**GOAL OF THE EXERCISE:** Go over the entries below line by line, copying each one that contains the word "Banks".

**DATASET ROWS:**
-=-=-=-=-
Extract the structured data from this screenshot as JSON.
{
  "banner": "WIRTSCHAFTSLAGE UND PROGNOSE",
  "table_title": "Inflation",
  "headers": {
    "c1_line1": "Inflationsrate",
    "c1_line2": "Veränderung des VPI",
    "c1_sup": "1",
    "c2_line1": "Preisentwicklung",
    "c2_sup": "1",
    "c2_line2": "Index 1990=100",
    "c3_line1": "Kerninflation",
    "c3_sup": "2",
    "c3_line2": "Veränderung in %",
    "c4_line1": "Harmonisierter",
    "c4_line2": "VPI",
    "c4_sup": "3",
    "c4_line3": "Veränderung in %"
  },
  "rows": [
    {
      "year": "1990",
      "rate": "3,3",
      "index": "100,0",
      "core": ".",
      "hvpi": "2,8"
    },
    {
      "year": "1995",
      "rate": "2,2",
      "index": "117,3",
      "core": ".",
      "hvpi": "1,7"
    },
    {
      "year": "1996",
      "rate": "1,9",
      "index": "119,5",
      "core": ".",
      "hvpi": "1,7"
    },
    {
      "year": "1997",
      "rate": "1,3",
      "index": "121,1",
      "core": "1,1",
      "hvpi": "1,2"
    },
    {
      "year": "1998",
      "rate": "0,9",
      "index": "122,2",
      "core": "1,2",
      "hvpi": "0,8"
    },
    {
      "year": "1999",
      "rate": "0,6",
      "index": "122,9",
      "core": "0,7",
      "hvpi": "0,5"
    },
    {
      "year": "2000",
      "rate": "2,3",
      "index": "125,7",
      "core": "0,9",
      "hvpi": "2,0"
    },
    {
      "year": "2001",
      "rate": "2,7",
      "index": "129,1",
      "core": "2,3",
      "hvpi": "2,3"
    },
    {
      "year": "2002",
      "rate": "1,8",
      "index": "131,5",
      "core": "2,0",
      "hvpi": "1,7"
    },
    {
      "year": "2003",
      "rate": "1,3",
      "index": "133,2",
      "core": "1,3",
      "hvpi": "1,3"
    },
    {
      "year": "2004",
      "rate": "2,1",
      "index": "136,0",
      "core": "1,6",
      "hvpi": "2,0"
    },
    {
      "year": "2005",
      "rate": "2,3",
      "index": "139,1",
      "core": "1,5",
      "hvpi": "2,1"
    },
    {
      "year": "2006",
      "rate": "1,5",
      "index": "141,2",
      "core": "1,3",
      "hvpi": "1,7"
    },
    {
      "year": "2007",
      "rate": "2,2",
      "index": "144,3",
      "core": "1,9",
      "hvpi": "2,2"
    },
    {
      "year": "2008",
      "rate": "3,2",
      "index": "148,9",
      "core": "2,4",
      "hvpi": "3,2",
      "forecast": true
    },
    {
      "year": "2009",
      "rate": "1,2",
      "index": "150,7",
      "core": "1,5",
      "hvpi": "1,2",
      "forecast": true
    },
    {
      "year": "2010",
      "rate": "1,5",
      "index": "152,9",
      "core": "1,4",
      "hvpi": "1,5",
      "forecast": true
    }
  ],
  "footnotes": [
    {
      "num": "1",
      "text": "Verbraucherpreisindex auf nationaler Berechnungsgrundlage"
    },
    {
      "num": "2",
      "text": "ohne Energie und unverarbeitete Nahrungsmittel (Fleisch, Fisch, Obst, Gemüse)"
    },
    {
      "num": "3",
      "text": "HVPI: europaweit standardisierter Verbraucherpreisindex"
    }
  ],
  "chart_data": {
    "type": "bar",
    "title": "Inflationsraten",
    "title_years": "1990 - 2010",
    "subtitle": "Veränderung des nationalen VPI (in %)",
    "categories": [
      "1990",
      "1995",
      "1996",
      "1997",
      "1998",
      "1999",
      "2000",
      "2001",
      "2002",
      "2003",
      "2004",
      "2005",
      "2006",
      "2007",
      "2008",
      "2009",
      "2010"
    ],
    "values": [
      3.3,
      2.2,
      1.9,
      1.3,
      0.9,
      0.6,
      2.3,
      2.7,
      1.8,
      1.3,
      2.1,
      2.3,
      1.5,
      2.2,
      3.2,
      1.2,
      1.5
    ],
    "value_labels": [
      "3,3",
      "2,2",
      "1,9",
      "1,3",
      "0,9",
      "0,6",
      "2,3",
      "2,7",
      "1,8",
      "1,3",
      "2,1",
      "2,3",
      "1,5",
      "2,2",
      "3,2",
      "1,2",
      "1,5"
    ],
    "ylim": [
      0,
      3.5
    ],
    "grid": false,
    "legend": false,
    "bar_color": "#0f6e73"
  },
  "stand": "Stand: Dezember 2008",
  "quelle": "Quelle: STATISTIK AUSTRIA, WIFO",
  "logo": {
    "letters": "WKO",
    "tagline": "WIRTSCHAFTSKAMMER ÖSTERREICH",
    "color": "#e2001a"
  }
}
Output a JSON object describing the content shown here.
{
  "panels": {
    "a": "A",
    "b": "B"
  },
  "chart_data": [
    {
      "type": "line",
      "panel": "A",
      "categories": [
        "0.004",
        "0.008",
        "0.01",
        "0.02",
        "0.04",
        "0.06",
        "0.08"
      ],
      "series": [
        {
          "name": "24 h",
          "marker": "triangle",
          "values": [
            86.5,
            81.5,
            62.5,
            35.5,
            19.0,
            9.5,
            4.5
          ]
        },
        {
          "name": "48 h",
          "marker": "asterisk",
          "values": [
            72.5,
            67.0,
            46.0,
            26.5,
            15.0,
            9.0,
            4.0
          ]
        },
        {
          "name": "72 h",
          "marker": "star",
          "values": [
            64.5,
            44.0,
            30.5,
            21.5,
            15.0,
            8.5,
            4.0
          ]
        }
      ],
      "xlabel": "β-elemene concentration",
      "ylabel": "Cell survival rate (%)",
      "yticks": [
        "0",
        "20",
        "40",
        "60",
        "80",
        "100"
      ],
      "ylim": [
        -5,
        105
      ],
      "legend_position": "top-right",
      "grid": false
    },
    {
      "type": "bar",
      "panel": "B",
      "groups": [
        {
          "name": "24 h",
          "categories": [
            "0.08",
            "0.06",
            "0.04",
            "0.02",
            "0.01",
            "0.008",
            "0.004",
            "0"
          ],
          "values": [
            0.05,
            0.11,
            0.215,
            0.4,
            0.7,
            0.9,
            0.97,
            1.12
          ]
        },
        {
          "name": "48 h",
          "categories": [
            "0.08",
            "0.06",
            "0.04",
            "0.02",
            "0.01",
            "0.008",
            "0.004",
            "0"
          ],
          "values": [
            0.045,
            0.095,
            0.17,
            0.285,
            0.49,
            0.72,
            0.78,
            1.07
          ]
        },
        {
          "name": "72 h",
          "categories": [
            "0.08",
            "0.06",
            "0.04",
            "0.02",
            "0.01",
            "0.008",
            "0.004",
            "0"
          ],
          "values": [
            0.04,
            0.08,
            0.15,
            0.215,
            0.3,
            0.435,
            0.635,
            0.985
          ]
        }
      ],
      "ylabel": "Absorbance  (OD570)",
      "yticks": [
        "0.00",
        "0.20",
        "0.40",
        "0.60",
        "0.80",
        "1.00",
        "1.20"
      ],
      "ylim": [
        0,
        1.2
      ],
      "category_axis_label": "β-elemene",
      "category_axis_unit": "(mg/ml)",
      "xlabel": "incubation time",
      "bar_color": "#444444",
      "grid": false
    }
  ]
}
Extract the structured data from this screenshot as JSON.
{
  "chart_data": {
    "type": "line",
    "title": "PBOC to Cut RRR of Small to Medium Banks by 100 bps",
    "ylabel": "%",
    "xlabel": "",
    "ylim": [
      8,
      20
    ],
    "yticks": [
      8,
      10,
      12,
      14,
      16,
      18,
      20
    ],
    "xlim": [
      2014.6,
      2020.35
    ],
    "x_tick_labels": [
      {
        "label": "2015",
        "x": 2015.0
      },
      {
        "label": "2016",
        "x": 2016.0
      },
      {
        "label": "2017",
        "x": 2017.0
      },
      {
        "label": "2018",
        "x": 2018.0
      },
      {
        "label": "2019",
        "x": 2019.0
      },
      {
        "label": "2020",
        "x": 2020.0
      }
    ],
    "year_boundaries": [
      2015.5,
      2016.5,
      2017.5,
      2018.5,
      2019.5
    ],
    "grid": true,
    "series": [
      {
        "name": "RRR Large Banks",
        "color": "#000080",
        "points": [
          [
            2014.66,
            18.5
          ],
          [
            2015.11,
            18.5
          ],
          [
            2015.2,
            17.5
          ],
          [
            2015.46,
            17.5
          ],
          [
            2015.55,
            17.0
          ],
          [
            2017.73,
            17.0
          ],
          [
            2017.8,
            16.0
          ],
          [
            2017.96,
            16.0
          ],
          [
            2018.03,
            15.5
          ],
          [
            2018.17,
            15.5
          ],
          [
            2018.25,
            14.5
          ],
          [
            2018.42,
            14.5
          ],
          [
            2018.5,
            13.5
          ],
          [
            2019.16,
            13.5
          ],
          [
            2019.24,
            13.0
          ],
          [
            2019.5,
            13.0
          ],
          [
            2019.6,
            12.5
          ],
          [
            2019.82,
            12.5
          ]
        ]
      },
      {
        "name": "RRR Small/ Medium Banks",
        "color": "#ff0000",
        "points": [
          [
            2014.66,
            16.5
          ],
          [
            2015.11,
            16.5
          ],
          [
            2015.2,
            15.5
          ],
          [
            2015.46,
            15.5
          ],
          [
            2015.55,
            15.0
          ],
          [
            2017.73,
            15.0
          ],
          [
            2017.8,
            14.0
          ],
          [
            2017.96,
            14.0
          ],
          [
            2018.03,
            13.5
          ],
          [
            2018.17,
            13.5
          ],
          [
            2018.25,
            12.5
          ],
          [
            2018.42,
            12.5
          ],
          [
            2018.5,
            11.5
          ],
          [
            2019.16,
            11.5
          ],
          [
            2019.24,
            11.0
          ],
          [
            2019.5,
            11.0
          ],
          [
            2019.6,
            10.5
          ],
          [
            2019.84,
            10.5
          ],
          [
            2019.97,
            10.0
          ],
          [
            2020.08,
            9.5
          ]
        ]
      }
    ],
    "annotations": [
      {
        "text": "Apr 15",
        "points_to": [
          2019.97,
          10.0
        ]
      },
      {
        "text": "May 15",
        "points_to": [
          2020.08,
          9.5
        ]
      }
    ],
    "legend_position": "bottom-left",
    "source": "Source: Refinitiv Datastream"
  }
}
-=-=-=-=-
**TASK SOLUTION:**
    "title": "PBOC to Cut RRR of Small to Medium Banks by 100 bps",
        "name": "RRR Large Banks",
        "name": "RRR Small/ Medium Banks",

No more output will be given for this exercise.